> **AIM**
Every entry that follows should be reproduced exactly.

-- START SUPPLIED DATA --

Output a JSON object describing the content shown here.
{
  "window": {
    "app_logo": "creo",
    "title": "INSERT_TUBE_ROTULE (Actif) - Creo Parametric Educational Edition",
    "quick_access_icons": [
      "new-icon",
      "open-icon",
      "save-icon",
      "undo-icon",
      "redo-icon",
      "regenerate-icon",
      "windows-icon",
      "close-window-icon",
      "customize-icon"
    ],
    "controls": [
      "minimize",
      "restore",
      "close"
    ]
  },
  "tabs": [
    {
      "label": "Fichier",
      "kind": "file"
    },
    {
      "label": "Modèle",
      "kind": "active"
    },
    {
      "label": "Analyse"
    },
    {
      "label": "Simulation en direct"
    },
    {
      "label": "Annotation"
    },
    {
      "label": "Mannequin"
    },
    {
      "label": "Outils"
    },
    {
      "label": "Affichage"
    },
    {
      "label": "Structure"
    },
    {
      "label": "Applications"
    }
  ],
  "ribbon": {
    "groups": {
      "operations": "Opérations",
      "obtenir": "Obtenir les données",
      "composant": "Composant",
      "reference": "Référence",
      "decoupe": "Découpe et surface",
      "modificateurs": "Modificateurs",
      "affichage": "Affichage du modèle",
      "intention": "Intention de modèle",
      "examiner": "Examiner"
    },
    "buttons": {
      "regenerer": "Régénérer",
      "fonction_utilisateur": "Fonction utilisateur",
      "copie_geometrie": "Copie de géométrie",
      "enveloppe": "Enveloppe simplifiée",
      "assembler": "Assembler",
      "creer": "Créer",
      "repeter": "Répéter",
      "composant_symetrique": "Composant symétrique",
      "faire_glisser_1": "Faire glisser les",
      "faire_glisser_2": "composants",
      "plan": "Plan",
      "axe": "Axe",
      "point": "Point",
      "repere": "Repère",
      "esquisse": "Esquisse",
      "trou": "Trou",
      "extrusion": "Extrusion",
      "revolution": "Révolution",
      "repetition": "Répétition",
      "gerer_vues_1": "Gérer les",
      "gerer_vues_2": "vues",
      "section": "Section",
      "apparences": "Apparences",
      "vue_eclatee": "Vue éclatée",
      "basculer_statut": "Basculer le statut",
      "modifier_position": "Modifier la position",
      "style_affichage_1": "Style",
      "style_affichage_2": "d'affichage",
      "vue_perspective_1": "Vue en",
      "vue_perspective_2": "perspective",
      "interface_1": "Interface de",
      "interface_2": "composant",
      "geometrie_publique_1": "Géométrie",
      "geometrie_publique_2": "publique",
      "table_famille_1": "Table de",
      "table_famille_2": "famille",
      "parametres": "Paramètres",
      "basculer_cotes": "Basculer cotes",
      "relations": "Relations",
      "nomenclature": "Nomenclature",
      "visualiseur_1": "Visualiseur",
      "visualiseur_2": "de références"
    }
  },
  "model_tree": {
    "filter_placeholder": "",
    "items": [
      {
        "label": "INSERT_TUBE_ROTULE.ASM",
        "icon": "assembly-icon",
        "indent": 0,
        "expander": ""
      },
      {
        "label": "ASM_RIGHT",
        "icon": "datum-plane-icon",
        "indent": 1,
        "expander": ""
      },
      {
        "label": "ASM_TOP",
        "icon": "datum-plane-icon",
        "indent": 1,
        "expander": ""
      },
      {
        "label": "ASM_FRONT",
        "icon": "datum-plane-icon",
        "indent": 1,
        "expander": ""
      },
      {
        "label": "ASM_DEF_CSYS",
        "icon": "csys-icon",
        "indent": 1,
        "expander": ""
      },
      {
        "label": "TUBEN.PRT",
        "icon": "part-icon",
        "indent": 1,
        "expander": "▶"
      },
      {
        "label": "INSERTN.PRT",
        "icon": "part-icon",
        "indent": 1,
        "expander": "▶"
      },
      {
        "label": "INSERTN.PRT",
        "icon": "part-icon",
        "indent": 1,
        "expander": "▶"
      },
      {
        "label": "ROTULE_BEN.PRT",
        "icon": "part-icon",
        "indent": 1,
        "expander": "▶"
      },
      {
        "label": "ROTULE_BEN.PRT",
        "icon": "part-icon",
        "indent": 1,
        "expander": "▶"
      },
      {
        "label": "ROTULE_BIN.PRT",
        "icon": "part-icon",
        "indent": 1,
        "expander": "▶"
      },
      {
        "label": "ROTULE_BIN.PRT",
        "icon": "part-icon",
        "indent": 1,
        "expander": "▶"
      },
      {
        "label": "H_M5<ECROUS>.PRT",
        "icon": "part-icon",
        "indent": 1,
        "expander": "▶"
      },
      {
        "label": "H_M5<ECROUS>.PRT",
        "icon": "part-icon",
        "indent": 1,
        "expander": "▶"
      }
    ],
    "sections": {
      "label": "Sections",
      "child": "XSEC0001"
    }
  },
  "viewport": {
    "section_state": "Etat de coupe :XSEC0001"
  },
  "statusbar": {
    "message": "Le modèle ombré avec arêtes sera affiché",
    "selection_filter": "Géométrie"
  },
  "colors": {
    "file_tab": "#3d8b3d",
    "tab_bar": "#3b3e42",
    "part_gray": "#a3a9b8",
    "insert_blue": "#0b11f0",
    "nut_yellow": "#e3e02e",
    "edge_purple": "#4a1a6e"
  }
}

-- END SUPPLIED DATA --

> **RESULT OF THIS TASK**
Output a JSON object describing the content shown here.
{
  "window": {
    "app_logo": "creo",
    "title": "INSERT_TUBE_ROTULE (Actif) - Creo Parametric Educational Edition",
    "quick_access_icons": [
      "new-icon",
      "open-icon",
      "save-icon",
      "undo-icon",
      "redo-icon",
      "regenerate-icon",
      "windows-icon",
      "close-window-icon",
      "customize-icon"
    ],
    "controls": [
      "minimize",
      "restore",
      "close"
    ]
  },
  "tabs": [
    {
      "label": "Fichier",
      "kind": "file"
    },
    {
      "label": "Modèle",
      "kind": "active"
    },
    {
      "label": "Analyse"
    },
    {
      "label": "Simulation en direct"
    },
    {
      "label": "Annotation"
    },
    {
      "label": "Mannequin"
    },
    {
      "label": "Outils"
    },
    {
      "label": "Affichage"
    },
    {
      "label": "Structure"
    },
    {
      "label": "Applications"
    }
  ],
  "ribbon": {
    "groups": {
      "operations": "Opérations",
      "obtenir": "Obtenir les données",
      "composant": "Composant",
      "reference": "Référence",
      "decoupe": "Découpe et surface",
      "modificateurs": "Modificateurs",
      "affichage": "Affichage du modèle",
      "intention": "Intention de modèle",
      "examiner": "Examiner"
    },
    "buttons": {
      "regenerer": "Régénérer",
      "fonction_utilisateur": "Fonction utilisateur",
      "copie_geometrie": "Copie de géométrie",
      "enveloppe": "Enveloppe simplifiée",
      "assembler": "Assembler",
      "creer": "Créer",
      "repeter": "Répéter",
      "composant_symetrique": "Composant symétrique",
      "faire_glisser_1": "Faire glisser les",
      "faire_glisser_2": "composants",
      "plan": "Plan",
      "axe": "Axe",
      "point": "Point",
      "repere": "Repère",
      "esquisse": "Esquisse",
      "trou": "Trou",
      "extrusion": "Extrusion",
      "revolution": "Révolution",
      "repetition": "Répétition",
      "gerer_vues_1": "Gérer les",
      "gerer_vues_2": "vues",
      "section": "Section",
      "apparences": "Apparences",
      "vue_eclatee": "Vue éclatée",
      "basculer_statut": "Basculer le statut",
      "modifier_position": "Modifier la position",
      "style_affichage_1": "Style",
      "style_affichage_2": "d'affichage",
      "vue_perspective_1": "Vue en",
      "vue_perspective_2": "perspective",
      "interface_1": "Interface de",
      "interface_2": "composant",
      "geometrie_publique_1": "Géométrie",
      "geometrie_publique_2": "publique",
      "table_famille_1": "Table de",
      "table_famille_2": "famille",
      "parametres": "Paramètres",
      "basculer_cotes": "Basculer cotes",
      "relations": "Relations",
      "nomenclature": "Nomenclature",
      "visualiseur_1": "Visualiseur",
      "visualiseur_2": "de références"
    }
  },
  "model_tree": {
    "filter_placeholder": "",
    "items": [
      {
        "label": "INSERT_TUBE_ROTULE.ASM",
        "icon": "assembly-icon",
        "indent": 0,
        "expander": ""
      },
      {
        "label": "ASM_RIGHT",
        "icon": "datum-plane-icon",
        "indent": 1,
        "expander": ""
      },
      {
        "label": "ASM_TOP",
        "icon": "datum-plane-icon",
        "indent": 1,
        "expander": ""
      },
      {
        "label": "ASM_FRONT",
        "icon": "datum-plane-icon",
        "indent": 1,
        "expander": ""
      },
      {
        "label": "ASM_DEF_CSYS",
        "icon": "csys-icon",
        "indent": 1,
        "expander": ""
      },
      {
        "label": "TUBEN.PRT",
        "icon": "part-icon",
        "indent": 1,
        "expander": "▶"
      },
      {
        "label": "INSERTN.PRT",
        "icon": "part-icon",
        "indent": 1,
        "expander": "▶"
      },
      {
        "label": "INSERTN.PRT",
        "icon": "part-icon",
        "indent": 1,
        "expander": "▶"
      },
      {
        "label": "ROTULE_BEN.PRT",
        "icon": "part-icon",
        "indent": 1,
        "expander": "▶"
      },
      {
        "label": "ROTULE_BEN.PRT",
        "icon": "part-icon",
        "indent": 1,
        "expander": "▶"
      },
      {
        "label": "ROTULE_BIN.PRT",
        "icon": "part-icon",
        "indent": 1,
        "expander": "▶"
      },
      {
        "label": "ROTULE_BIN.PRT",
        "icon": "part-icon",
        "indent": 1,
        "expander": "▶"
      },
      {
        "label": "H_M5<ECROUS>.PRT",
        "icon": "part-icon",
        "indent": 1,
        "expander": "▶"
      },
      {
        "label": "H_M5<ECROUS>.PRT",
        "icon": "part-icon",
        "indent": 1,
        "expander": "▶"
      }
    ],
    "sections": {
      "label": "Sections",
      "child": "XSEC0001"
    }
  },
  "viewport": {
    "section_state": "Etat de coupe :XSEC0001"
  },
  "statusbar": {
    "message": "Le modèle ombré avec arêtes sera affiché",
    "selection_filter": "Géométrie"
  },
  "colors": {
    "file_tab": "#3d8b3d",
    "tab_bar": "#3b3e42",
    "part_gray": "#a3a9b8",
    "insert_blue": "#0b11f0",
    "nut_yellow": "#e3e02e",
    "edge_purple": "#4a1a6e"
  }
}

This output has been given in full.